--- START OF RAW RECORDS ---

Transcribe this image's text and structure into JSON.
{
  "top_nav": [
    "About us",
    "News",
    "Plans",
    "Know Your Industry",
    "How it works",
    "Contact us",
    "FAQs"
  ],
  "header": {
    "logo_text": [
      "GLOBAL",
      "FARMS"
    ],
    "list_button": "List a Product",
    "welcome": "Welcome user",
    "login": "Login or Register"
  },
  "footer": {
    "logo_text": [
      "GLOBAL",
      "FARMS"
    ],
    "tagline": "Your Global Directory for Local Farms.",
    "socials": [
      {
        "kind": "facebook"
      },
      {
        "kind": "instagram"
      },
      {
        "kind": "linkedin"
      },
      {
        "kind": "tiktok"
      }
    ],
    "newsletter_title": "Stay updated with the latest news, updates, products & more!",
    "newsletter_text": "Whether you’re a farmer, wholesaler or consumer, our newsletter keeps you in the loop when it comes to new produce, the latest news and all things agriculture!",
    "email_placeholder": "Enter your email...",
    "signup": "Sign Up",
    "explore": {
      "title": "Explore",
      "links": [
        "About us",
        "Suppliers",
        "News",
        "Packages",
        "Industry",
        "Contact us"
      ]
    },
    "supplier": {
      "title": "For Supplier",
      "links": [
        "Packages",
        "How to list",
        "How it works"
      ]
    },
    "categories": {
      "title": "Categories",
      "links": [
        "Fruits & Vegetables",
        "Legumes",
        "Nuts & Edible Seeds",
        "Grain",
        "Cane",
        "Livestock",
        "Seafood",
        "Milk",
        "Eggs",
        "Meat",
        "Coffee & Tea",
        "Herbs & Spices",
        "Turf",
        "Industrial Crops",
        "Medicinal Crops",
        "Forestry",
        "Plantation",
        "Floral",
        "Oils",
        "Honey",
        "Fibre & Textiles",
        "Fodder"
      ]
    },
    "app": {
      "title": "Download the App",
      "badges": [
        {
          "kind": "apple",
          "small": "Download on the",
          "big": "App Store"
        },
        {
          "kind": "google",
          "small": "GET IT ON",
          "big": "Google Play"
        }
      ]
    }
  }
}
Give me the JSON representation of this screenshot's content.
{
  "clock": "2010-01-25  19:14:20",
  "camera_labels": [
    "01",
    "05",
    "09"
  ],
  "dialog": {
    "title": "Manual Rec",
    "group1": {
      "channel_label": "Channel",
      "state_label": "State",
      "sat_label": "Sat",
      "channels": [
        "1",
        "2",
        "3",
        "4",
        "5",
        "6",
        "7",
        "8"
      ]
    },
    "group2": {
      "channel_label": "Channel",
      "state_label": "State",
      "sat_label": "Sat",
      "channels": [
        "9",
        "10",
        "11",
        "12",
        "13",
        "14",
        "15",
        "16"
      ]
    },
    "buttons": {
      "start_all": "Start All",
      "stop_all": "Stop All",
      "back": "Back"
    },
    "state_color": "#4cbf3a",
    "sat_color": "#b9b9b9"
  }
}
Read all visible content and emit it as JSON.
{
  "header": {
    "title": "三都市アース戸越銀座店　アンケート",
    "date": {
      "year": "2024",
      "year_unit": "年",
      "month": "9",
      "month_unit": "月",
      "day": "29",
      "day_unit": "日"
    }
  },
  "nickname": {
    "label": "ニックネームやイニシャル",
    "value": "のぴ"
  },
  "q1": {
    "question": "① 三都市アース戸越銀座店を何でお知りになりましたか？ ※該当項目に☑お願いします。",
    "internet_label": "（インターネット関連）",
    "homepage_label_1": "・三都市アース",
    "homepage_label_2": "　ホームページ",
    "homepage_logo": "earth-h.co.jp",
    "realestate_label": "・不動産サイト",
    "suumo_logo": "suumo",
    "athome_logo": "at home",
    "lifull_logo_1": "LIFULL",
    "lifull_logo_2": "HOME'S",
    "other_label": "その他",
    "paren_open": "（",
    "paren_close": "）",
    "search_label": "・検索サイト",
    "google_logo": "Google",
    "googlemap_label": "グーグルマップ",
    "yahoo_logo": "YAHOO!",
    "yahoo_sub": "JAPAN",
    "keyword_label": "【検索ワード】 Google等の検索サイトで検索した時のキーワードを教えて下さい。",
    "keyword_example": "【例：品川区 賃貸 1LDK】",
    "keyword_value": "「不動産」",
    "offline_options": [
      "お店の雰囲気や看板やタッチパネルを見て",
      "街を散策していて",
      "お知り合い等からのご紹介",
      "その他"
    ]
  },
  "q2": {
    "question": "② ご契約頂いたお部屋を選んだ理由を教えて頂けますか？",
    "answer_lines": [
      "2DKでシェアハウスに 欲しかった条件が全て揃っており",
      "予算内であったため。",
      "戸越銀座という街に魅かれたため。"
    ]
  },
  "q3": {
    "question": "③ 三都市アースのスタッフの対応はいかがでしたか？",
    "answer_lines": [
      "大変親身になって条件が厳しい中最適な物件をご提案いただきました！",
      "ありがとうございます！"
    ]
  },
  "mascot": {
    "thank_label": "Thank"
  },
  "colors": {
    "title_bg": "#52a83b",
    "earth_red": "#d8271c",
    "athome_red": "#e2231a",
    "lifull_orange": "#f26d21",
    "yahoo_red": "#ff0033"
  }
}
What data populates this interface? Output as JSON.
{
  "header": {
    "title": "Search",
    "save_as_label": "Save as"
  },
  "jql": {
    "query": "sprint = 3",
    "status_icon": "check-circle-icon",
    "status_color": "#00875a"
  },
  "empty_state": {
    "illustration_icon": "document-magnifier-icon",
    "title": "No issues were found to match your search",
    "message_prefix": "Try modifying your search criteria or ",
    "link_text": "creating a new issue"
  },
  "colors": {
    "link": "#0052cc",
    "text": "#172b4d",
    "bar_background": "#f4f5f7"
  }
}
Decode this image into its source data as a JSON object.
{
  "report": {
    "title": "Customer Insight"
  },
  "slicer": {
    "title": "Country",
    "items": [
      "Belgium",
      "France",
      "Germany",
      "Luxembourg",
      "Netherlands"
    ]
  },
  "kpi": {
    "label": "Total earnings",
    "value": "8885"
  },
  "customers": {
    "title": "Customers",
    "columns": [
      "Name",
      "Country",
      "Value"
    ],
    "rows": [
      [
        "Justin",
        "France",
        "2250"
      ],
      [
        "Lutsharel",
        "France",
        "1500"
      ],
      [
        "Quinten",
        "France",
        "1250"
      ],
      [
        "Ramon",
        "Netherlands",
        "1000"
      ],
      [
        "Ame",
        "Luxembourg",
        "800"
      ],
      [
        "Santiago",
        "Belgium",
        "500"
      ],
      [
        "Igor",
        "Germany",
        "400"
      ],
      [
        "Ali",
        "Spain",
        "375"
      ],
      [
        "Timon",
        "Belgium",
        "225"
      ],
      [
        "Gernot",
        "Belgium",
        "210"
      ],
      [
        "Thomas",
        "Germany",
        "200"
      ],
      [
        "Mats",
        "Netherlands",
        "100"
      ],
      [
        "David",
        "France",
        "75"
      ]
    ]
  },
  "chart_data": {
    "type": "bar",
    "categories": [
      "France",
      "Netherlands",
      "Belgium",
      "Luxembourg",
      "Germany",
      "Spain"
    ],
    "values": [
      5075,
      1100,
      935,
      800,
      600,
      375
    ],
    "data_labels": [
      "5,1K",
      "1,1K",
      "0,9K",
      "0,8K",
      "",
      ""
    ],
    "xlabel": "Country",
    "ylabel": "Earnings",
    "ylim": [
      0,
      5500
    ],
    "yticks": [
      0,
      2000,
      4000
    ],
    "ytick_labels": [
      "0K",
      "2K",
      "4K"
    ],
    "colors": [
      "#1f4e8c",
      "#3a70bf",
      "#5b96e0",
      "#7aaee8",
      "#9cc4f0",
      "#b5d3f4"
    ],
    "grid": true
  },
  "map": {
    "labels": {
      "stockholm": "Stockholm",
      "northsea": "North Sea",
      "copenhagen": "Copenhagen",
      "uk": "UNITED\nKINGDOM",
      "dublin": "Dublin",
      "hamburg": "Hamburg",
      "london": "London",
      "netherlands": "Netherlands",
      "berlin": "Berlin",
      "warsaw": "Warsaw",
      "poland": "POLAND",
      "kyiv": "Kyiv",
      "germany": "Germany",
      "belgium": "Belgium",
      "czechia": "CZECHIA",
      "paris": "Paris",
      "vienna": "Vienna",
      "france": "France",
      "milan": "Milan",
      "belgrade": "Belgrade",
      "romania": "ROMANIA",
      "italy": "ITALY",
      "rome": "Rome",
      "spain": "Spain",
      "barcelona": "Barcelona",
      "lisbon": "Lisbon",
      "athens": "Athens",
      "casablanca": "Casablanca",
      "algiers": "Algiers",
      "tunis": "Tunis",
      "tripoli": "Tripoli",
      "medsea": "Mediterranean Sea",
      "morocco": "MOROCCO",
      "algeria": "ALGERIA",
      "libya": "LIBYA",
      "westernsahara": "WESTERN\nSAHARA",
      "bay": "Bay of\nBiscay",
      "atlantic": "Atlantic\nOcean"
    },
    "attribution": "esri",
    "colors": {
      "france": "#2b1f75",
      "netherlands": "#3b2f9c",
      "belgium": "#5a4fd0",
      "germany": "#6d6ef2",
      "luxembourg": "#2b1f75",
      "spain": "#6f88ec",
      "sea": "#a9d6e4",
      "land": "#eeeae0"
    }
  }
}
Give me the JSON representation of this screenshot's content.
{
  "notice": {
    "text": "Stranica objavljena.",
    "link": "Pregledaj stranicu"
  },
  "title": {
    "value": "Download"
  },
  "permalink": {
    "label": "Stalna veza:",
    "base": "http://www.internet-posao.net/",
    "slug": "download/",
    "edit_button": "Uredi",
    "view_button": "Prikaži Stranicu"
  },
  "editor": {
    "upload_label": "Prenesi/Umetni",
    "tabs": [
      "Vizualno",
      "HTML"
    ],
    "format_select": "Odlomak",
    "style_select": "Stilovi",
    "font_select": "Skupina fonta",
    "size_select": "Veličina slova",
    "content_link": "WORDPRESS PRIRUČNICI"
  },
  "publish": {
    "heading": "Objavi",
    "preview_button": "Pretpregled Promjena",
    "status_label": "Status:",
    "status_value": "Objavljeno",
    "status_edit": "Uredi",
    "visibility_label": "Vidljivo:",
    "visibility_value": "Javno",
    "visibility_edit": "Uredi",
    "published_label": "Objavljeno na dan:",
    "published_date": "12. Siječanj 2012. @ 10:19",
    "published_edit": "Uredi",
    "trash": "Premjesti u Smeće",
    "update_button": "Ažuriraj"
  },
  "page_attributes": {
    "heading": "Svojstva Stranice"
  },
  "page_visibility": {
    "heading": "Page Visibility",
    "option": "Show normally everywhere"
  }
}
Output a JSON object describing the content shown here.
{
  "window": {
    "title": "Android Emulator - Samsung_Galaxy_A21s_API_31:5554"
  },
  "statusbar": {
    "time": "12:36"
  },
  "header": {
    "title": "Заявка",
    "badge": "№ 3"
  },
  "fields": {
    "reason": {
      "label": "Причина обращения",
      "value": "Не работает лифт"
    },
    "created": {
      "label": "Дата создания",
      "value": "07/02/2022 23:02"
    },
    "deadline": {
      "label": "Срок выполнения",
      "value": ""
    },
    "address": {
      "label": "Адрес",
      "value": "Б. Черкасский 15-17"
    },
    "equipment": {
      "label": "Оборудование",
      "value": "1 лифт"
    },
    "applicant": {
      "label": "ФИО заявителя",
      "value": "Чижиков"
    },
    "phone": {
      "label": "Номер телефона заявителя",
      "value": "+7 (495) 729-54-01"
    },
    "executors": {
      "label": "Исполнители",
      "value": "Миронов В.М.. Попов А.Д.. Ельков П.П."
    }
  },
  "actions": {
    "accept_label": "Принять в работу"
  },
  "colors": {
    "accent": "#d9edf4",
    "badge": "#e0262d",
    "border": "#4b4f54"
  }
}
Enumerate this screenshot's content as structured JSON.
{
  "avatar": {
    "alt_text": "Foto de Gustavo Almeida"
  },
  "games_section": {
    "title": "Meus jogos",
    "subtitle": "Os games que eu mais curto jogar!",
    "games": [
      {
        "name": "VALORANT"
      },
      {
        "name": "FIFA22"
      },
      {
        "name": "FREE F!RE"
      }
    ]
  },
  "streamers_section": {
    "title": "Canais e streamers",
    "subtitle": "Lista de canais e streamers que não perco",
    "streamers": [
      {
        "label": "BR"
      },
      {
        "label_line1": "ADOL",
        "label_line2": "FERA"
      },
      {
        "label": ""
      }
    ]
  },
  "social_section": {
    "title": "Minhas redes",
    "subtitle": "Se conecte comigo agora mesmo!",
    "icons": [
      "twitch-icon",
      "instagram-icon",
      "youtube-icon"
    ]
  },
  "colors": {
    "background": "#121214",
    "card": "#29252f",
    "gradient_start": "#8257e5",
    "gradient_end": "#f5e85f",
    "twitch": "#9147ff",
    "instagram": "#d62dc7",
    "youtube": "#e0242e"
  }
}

--- END OF RAW RECORDS ---

» WORK TO DO
The word "heading" may occur in lines of the records. Report how many such lines there are, giving only the number.

» OUTPUT OF THE TASK
3